__Supplied entries__:
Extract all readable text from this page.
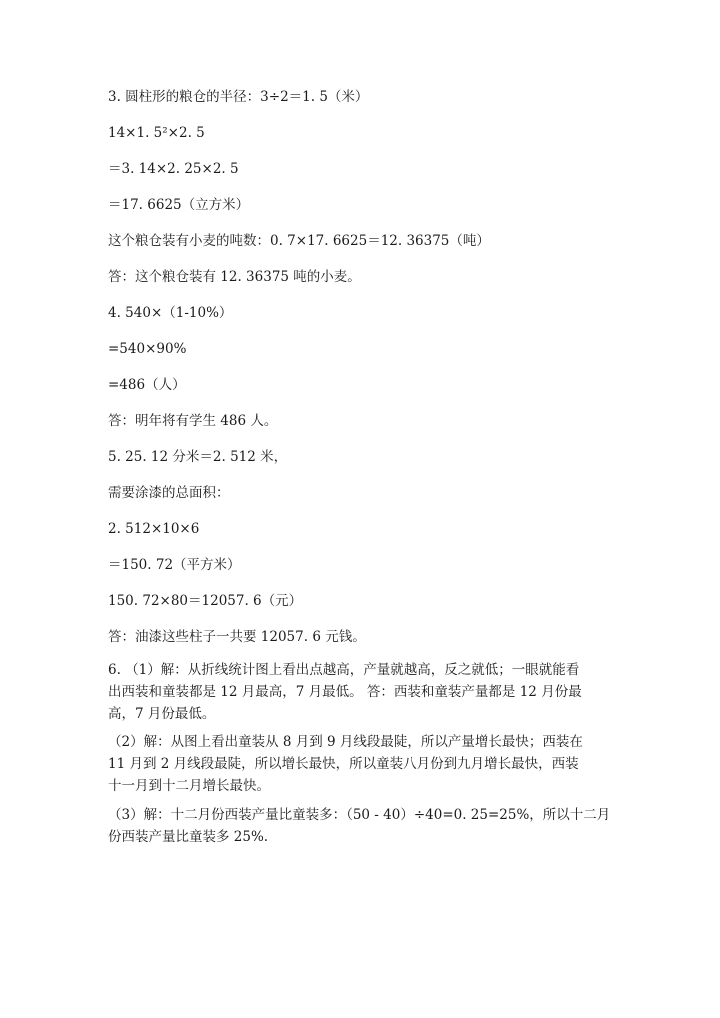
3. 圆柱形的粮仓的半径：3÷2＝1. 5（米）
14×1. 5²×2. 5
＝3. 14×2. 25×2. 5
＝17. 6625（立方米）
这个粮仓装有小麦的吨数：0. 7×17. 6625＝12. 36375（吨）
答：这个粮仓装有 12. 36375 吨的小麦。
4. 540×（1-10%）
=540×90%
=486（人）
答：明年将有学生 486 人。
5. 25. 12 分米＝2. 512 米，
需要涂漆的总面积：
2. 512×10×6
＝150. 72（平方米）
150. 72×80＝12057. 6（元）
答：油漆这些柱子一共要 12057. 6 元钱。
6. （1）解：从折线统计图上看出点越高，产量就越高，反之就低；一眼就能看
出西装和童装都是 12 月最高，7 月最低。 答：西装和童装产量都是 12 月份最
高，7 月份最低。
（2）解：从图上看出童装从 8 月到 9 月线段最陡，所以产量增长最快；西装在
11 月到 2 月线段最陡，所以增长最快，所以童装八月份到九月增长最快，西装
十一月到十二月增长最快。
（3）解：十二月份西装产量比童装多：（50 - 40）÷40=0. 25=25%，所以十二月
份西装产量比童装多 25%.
* * *
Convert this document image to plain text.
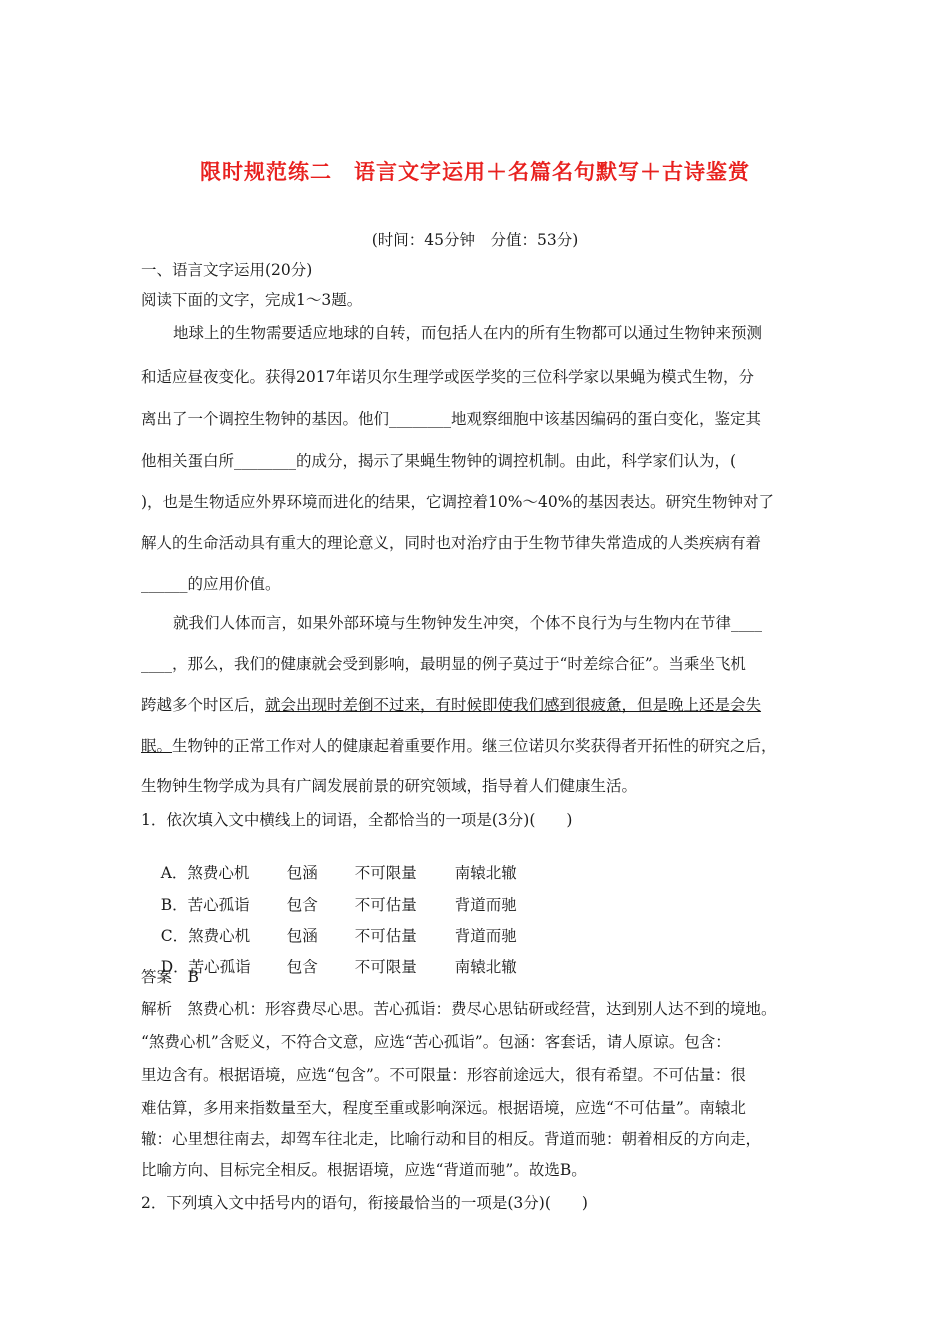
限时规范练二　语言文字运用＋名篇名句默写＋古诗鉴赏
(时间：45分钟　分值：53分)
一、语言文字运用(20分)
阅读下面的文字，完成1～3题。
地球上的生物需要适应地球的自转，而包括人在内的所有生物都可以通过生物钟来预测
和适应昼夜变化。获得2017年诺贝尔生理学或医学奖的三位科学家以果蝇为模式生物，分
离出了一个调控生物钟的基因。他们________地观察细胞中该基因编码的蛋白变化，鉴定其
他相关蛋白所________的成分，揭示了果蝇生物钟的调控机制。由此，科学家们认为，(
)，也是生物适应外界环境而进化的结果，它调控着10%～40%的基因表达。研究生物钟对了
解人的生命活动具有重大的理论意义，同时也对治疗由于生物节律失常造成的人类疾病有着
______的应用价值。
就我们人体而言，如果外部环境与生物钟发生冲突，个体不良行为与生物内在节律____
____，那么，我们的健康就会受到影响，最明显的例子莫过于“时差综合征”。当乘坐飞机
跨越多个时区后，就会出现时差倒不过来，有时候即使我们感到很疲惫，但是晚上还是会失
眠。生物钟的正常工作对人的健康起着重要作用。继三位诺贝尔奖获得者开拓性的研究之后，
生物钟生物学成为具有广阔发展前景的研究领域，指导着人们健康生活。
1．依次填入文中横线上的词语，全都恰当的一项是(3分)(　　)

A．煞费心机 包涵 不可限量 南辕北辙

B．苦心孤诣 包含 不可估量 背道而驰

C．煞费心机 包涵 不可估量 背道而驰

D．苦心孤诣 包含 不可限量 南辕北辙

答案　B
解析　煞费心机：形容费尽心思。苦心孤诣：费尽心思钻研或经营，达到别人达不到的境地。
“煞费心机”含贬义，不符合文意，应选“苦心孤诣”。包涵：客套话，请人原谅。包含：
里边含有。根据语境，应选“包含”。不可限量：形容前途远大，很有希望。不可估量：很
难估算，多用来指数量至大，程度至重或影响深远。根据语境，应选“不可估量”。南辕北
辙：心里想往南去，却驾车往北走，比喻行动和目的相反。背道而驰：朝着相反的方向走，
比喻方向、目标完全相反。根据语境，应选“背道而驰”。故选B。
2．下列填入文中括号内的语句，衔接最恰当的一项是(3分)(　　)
--
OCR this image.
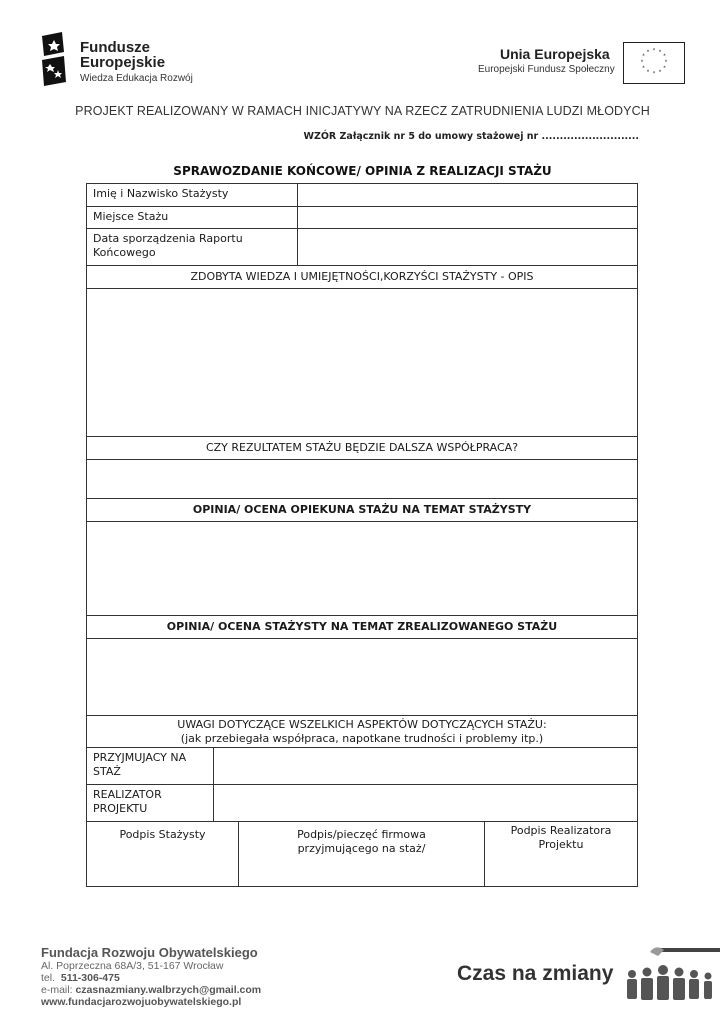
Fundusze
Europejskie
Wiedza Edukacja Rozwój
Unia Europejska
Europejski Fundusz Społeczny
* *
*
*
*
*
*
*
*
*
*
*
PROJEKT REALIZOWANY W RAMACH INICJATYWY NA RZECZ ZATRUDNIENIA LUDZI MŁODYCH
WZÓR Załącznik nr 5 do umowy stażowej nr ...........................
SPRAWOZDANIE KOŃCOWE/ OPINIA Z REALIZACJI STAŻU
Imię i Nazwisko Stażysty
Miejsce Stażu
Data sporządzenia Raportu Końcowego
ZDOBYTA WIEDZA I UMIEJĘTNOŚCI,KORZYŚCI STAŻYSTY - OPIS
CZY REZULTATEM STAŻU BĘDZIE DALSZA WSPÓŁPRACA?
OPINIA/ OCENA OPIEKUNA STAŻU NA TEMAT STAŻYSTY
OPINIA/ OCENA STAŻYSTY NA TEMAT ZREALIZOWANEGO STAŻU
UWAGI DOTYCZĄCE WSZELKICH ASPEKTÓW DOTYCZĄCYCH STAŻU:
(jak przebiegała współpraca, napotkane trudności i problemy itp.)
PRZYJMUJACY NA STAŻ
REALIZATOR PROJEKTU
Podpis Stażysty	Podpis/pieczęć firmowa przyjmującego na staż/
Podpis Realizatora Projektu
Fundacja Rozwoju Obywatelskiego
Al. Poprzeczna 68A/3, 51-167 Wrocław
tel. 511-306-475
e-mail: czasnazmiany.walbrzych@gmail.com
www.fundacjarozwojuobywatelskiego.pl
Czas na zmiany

__Task directions__: Check all the records above and select each line where the string "text" is found.

__Result__:
Extract all readable text from this page.
Convert this document image to plain text.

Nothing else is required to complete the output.